%%

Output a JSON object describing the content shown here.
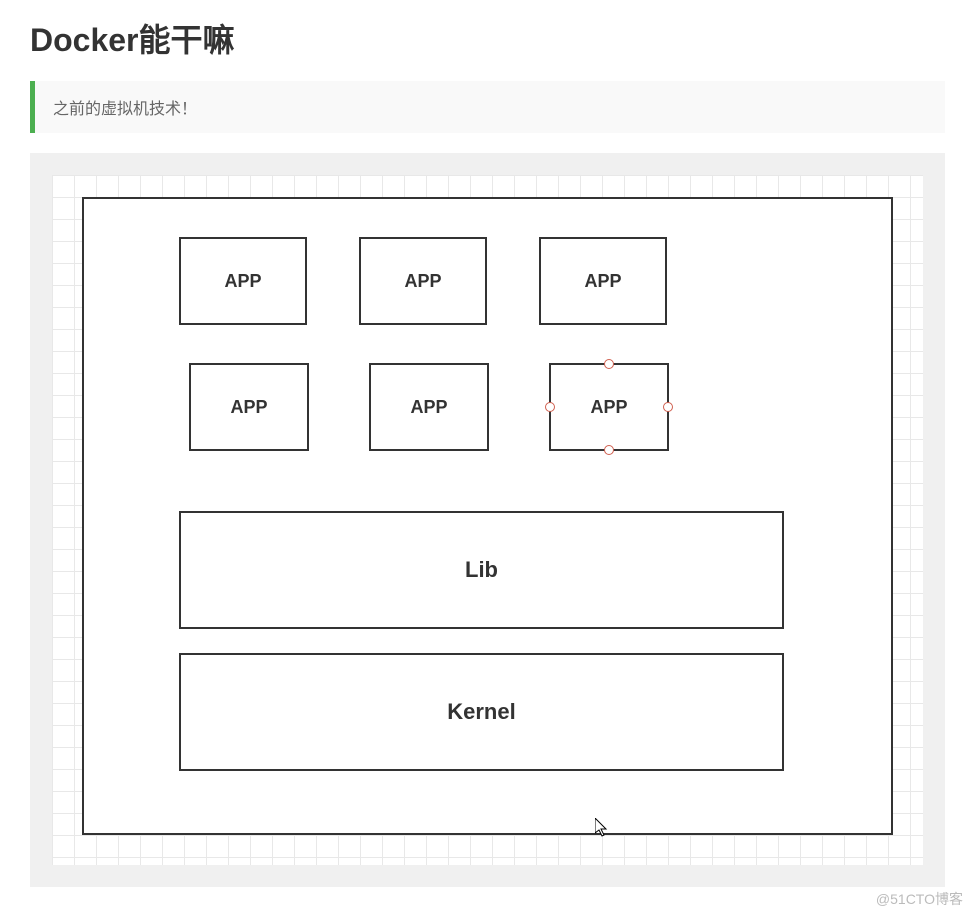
{
  "heading": "Docker能干嘛",
  "quote": "之前的虚拟机技术！",
  "diagram": {
    "apps_row1": [
      "APP",
      "APP",
      "APP"
    ],
    "apps_row2": [
      "APP",
      "APP",
      "APP"
    ],
    "lib_label": "Lib",
    "kernel_label": "Kernel"
  },
  "watermark": "@51CTO博客"
}
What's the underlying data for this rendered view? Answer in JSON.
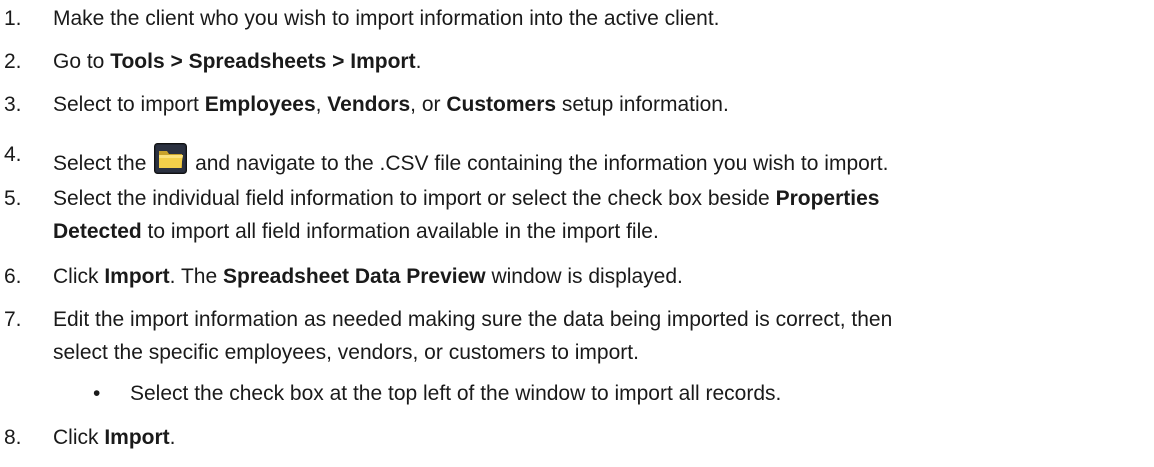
{
  "steps": [
    {
      "n": "1.",
      "parts": [
        "Make the client who you wish to import information into the active client."
      ]
    },
    {
      "n": "2.",
      "parts": [
        "Go to ",
        "Tools > Spreadsheets > Import",
        "."
      ]
    },
    {
      "n": "3.",
      "parts": [
        "Select to import ",
        "Employees",
        ", ",
        "Vendors",
        ", or ",
        "Customers",
        " setup information."
      ]
    },
    {
      "n": "4.",
      "parts": [
        "Select the ",
        " and navigate to the .CSV file containing the information you wish to import."
      ],
      "icon": "folder-icon"
    },
    {
      "n": "5.",
      "parts": [
        "Select the individual field information to import or select the check box beside ",
        "Properties",
        "Detected",
        " to import all field information available in the import file."
      ]
    },
    {
      "n": "6.",
      "parts": [
        "Click ",
        "Import",
        ". The ",
        "Spreadsheet Data Preview",
        " window is displayed."
      ]
    },
    {
      "n": "7.",
      "parts": [
        "Edit the import information as needed making sure the data being imported is correct, then",
        "select the specific employees, vendors, or customers to import."
      ]
    },
    {
      "n": "8.",
      "parts": [
        "Click ",
        "Import",
        "."
      ]
    }
  ],
  "bullet": {
    "symbol": "•",
    "text": "Select the check box at the top left of the window to import all records."
  }
}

%%

### TASK
Identify the lines of the data that contain the word "JSON". Copy each of them.

### RESULT
Output a JSON object describing the content shown here.
What's the underlying data for this rendered view? Answer in JSON.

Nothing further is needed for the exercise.